**What the task requires**
Below are some entries; can you quote all of them exactly?

**Material for the task**
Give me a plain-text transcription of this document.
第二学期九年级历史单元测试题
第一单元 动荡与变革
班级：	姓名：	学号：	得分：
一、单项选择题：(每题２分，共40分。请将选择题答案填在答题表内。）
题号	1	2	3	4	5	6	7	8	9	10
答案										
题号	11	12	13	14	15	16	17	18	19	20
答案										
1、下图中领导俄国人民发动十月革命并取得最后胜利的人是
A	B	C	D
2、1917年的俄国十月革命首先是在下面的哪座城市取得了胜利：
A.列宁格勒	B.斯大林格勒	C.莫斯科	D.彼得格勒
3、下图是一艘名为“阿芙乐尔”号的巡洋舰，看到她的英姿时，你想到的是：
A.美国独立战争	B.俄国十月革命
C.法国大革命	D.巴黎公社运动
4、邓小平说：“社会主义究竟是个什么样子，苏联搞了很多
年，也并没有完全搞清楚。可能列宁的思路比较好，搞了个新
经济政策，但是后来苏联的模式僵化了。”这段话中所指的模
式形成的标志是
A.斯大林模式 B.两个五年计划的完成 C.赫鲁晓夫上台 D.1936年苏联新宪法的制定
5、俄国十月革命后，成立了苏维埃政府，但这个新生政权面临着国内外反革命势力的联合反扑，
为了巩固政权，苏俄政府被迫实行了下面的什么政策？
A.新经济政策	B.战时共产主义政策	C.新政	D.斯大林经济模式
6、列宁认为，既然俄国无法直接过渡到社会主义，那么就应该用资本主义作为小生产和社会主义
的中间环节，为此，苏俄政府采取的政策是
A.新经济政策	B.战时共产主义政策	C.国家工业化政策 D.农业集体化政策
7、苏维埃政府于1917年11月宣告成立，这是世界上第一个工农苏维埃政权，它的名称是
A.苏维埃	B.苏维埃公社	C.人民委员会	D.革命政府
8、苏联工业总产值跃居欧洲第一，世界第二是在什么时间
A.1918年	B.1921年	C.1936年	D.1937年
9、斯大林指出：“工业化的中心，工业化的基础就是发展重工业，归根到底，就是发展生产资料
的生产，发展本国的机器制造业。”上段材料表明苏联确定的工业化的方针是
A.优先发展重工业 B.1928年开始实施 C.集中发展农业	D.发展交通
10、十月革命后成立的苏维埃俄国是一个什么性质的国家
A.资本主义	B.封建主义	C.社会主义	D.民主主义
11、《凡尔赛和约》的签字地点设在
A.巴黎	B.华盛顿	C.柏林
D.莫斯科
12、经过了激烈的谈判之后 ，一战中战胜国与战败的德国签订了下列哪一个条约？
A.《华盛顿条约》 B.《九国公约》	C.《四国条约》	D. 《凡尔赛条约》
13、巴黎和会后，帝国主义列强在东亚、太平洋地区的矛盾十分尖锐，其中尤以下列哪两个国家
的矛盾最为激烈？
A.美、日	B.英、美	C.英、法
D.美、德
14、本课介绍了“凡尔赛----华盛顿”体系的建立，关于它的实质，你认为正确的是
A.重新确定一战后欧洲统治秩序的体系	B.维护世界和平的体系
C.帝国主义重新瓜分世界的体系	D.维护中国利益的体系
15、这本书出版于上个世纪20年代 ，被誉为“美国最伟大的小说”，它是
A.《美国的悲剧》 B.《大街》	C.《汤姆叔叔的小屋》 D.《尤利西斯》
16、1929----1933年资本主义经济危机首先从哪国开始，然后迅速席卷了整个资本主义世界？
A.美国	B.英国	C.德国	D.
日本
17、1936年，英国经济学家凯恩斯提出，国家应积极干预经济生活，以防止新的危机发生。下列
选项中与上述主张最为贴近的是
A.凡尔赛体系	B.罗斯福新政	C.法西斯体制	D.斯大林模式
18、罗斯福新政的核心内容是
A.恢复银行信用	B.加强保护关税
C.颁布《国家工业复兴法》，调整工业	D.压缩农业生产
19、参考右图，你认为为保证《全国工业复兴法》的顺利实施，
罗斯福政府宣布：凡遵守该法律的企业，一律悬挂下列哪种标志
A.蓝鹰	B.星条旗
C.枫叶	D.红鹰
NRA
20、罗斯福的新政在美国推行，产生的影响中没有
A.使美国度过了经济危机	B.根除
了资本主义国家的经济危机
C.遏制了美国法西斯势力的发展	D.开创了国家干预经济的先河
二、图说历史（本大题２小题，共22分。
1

**Response to this task**
Give me a plain-text transcription of this document.
第二学期九年级历史单元测试题
第一单元 动荡与变革
班级：	姓名：	学号：	得分：
一、单项选择题：(每题２分，共40分。请将选择题答案填在答题表内。）
题号	1	2	3	4	5	6	7	8	9	10
答案										
题号	11	12	13	14	15	16	17	18	19	20
答案										
1、下图中领导俄国人民发动十月革命并取得最后胜利的人是
A	B	C	D
2、1917年的俄国十月革命首先是在下面的哪座城市取得了胜利：
A.列宁格勒	B.斯大林格勒	C.莫斯科	D.彼得格勒
3、下图是一艘名为“阿芙乐尔”号的巡洋舰，看到她的英姿时，你想到的是：
A.美国独立战争	B.俄国十月革命
C.法国大革命	D.巴黎公社运动
4、邓小平说：“社会主义究竟是个什么样子，苏联搞了很多
年，也并没有完全搞清楚。可能列宁的思路比较好，搞了个新
经济政策，但是后来苏联的模式僵化了。”这段话中所指的模
式形成的标志是
A.斯大林模式 B.两个五年计划的完成 C.赫鲁晓夫上台 D.1936年苏联新宪法的制定
5、俄国十月革命后，成立了苏维埃政府，但这个新生政权面临着国内外反革命势力的联合反扑，
为了巩固政权，苏俄政府被迫实行了下面的什么政策？
A.新经济政策	B.战时共产主义政策	C.新政	D.斯大林经济模式
6、列宁认为，既然俄国无法直接过渡到社会主义，那么就应该用资本主义作为小生产和社会主义
的中间环节，为此，苏俄政府采取的政策是
A.新经济政策	B.战时共产主义政策	C.国家工业化政策 D.农业集体化政策
7、苏维埃政府于1917年11月宣告成立，这是世界上第一个工农苏维埃政权，它的名称是
A.苏维埃	B.苏维埃公社	C.人民委员会	D.革命政府
8、苏联工业总产值跃居欧洲第一，世界第二是在什么时间
A.1918年	B.1921年	C.1936年	D.1937年
9、斯大林指出：“工业化的中心，工业化的基础就是发展重工业，归根到底，就是发展生产资料
的生产，发展本国的机器制造业。”上段材料表明苏联确定的工业化的方针是
A.优先发展重工业 B.1928年开始实施 C.集中发展农业	D.发展交通
10、十月革命后成立的苏维埃俄国是一个什么性质的国家
A.资本主义	B.封建主义	C.社会主义	D.民主主义
11、《凡尔赛和约》的签字地点设在
A.巴黎	B.华盛顿	C.柏林
D.莫斯科
12、经过了激烈的谈判之后 ，一战中战胜国与战败的德国签订了下列哪一个条约？
A.《华盛顿条约》 B.《九国公约》	C.《四国条约》	D. 《凡尔赛条约》
13、巴黎和会后，帝国主义列强在东亚、太平洋地区的矛盾十分尖锐，其中尤以下列哪两个国家
的矛盾最为激烈？
A.美、日	B.英、美	C.英、法
D.美、德
14、本课介绍了“凡尔赛----华盛顿”体系的建立，关于它的实质，你认为正确的是
A.重新确定一战后欧洲统治秩序的体系	B.维护世界和平的体系
C.帝国主义重新瓜分世界的体系	D.维护中国利益的体系
15、这本书出版于上个世纪20年代 ，被誉为“美国最伟大的小说”，它是
A.《美国的悲剧》 B.《大街》	C.《汤姆叔叔的小屋》 D.《尤利西斯》
16、1929----1933年资本主义经济危机首先从哪国开始，然后迅速席卷了整个资本主义世界？
A.美国	B.英国	C.德国	D.
日本
17、1936年，英国经济学家凯恩斯提出，国家应积极干预经济生活，以防止新的危机发生。下列
选项中与上述主张最为贴近的是
A.凡尔赛体系	B.罗斯福新政	C.法西斯体制	D.斯大林模式
18、罗斯福新政的核心内容是
A.恢复银行信用	B.加强保护关税
C.颁布《国家工业复兴法》，调整工业	D.压缩农业生产
19、参考右图，你认为为保证《全国工业复兴法》的顺利实施，
罗斯福政府宣布：凡遵守该法律的企业，一律悬挂下列哪种标志
A.蓝鹰	B.星条旗
C.枫叶	D.红鹰
NRA
20、罗斯福的新政在美国推行，产生的影响中没有
A.使美国度过了经济危机	B.根除
了资本主义国家的经济危机
C.遏制了美国法西斯势力的发展	D.开创了国家干预经济的先河
二、图说历史（本大题２小题，共22分。
1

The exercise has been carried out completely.